___ ENTRIES

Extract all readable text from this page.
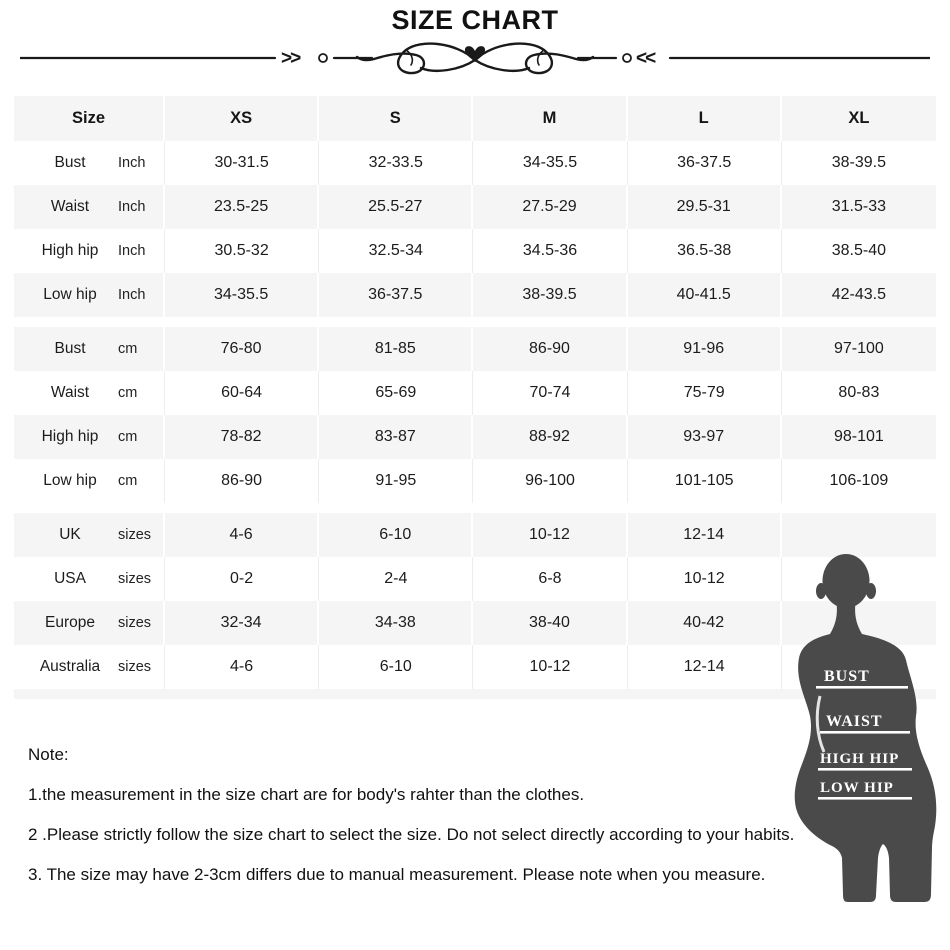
SIZE CHART
>>	<<
Size	XS	S	M	L	XL
Bust	Inch	30-31.5	32-33.5	34-35.5	36-37.5	38-39.5
Waist	Inch	23.5-25	25.5-27	27.5-29	29.5-31	31.5-33
High hip	Inch	30.5-32	32.5-34	34.5-36	36.5-38	38.5-40
Low hip	Inch	34-35.5	36-37.5	38-39.5	40-41.5	42-43.5
Bust	cm	76-80	81-85	86-90	91-96	97-100
Waist	cm	60-64	65-69	70-74	75-79	80-83
High hip	cm	78-82	83-87	88-92	93-97	98-101
Low hip	cm	86-90	91-95	96-100	101-105	106-109
UK	sizes	4-6	6-10	10-12	12-14
USA	sizes	0-2	2-4	6-8	10-12
Europe	sizes	32-34	34-38	38-40	40-42
Australia	sizes	4-6	6-10	10-12	12-14
Note:
1.the measurement in the size chart are for body's rahter than the clothes.
2 .Please strictly follow the size chart to select the size. Do not select directly according to your habits.
3. The size may have 2-3cm differs due to manual measurement. Please note when you measure.
BUST
WAIST
HIGH HIP
LOW HIP
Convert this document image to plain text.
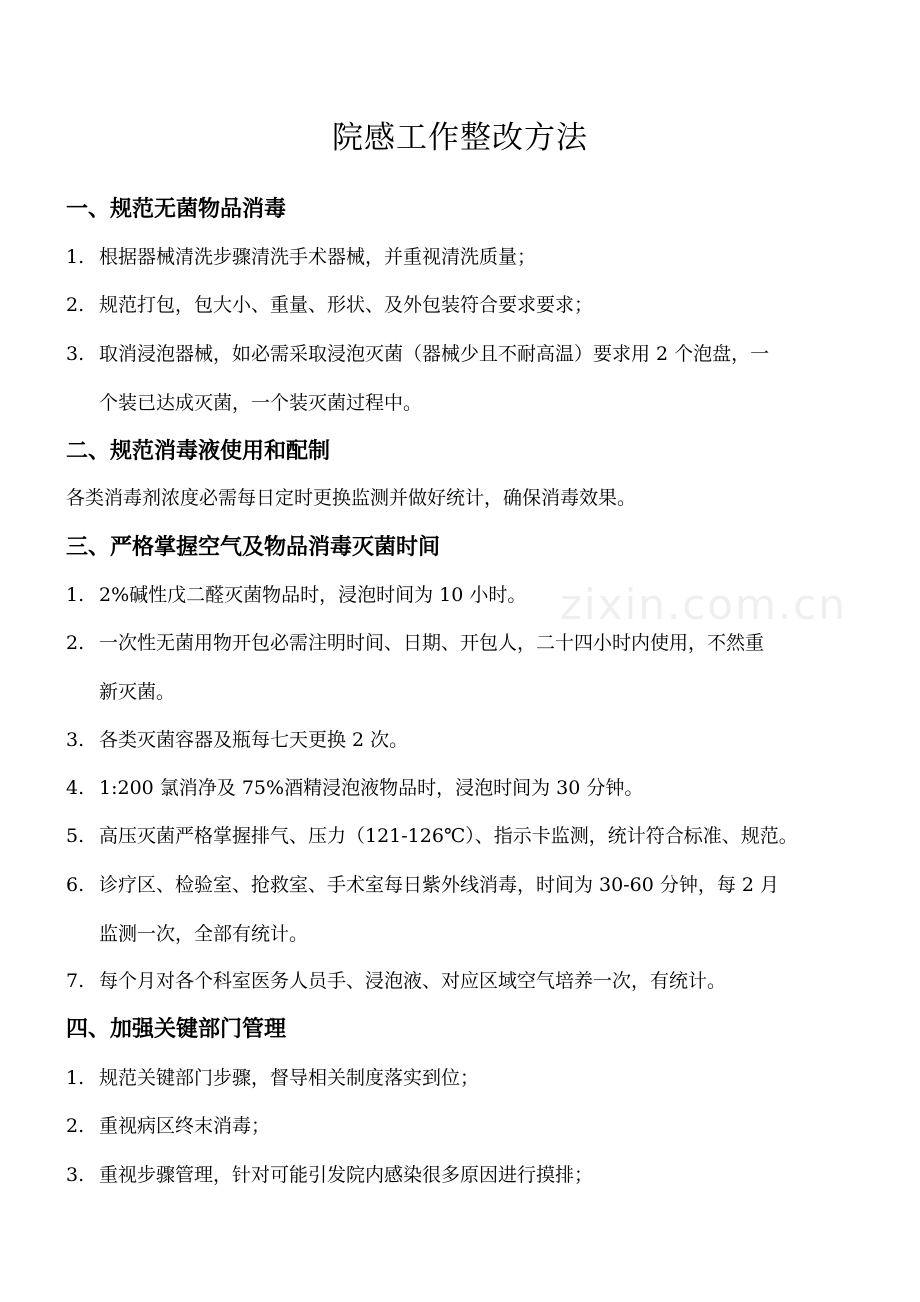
zixin.com.cn
院感工作整改方法
一、规范无菌物品消毒
1. 根据器械清洗步骤清洗手术器械，并重视清洗质量；
2. 规范打包，包大小、重量、形状、及外包装符合要求要求；
3. 取消浸泡器械，如必需采取浸泡灭菌（器械少且不耐高温）要求用 2 个泡盘，一
个装已达成灭菌，一个装灭菌过程中。
二、规范消毒液使用和配制
各类消毒剂浓度必需每日定时更换监测并做好统计，确保消毒效果。
三、严格掌握空气及物品消毒灭菌时间
1. 2%碱性戊二醛灭菌物品时，浸泡时间为 10 小时。
2. 一次性无菌用物开包必需注明时间、日期、开包人，二十四小时内使用，不然重
新灭菌。
3. 各类灭菌容器及瓶每七天更换 2 次。
4. 1:200 氯消净及 75%酒精浸泡液物品时，浸泡时间为 30 分钟。
5. 高压灭菌严格掌握排气、压力（121-126℃）、指示卡监测，统计符合标准、规范。
6. 诊疗区、检验室、抢救室、手术室每日紫外线消毒，时间为 30-60 分钟，每 2 月
监测一次，全部有统计。
7. 每个月对各个科室医务人员手、浸泡液、对应区域空气培养一次，有统计。
四、加强关键部门管理
1. 规范关键部门步骤，督导相关制度落实到位；
2. 重视病区终末消毒；
3. 重视步骤管理，针对可能引发院内感染很多原因进行摸排；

______

Every line above should be returned exactly; the pictures stay out.

Extract all readable text from this page.
SIZE CHART
>>	<<
Size	XS	S	M	L	XL
Bust	Inch	30-31.5	32-33.5	34-35.5	36-37.5	38-39.5
Waist	Inch	23.5-25	25.5-27	27.5-29	29.5-31	31.5-33
High hip	Inch	30.5-32	32.5-34	34.5-36	36.5-38	38.5-40
Low hip	Inch	34-35.5	36-37.5	38-39.5	40-41.5	42-43.5
Bust	cm	76-80	81-85	86-90	91-96	97-100
Waist	cm	60-64	65-69	70-74	75-79	80-83
High hip	cm	78-82	83-87	88-92	93-97	98-101
Low hip	cm	86-90	91-95	96-100	101-105	106-109
UK	sizes	4-6	6-10	10-12	12-14
USA	sizes	0-2	2-4	6-8	10-12
Europe	sizes	32-34	34-38	38-40	40-42
Australia	sizes	4-6	6-10	10-12	12-14
Note:
1.the measurement in the size chart are for body's rahter than the clothes.
2 .Please strictly follow the size chart to select the size. Do not select directly according to your habits.
3. The size may have 2-3cm differs due to manual measurement. Please note when you measure.
BUST
WAIST
HIGH HIP
LOW HIP
Convert this document image to plain text.
zixin.com.cn
院感工作整改方法
一、规范无菌物品消毒
1. 根据器械清洗步骤清洗手术器械，并重视清洗质量；
2. 规范打包，包大小、重量、形状、及外包装符合要求要求；
3. 取消浸泡器械，如必需采取浸泡灭菌（器械少且不耐高温）要求用 2 个泡盘，一
个装已达成灭菌，一个装灭菌过程中。
二、规范消毒液使用和配制
各类消毒剂浓度必需每日定时更换监测并做好统计，确保消毒效果。
三、严格掌握空气及物品消毒灭菌时间
1. 2%碱性戊二醛灭菌物品时，浸泡时间为 10 小时。
2. 一次性无菌用物开包必需注明时间、日期、开包人，二十四小时内使用，不然重
新灭菌。
3. 各类灭菌容器及瓶每七天更换 2 次。
4. 1:200 氯消净及 75%酒精浸泡液物品时，浸泡时间为 30 分钟。
5. 高压灭菌严格掌握排气、压力（121-126℃）、指示卡监测，统计符合标准、规范。
6. 诊疗区、检验室、抢救室、手术室每日紫外线消毒，时间为 30-60 分钟，每 2 月
监测一次，全部有统计。
7. 每个月对各个科室医务人员手、浸泡液、对应区域空气培养一次，有统计。
四、加强关键部门管理
1. 规范关键部门步骤，督导相关制度落实到位；
2. 重视病区终末消毒；
3. 重视步骤管理，针对可能引发院内感染很多原因进行摸排；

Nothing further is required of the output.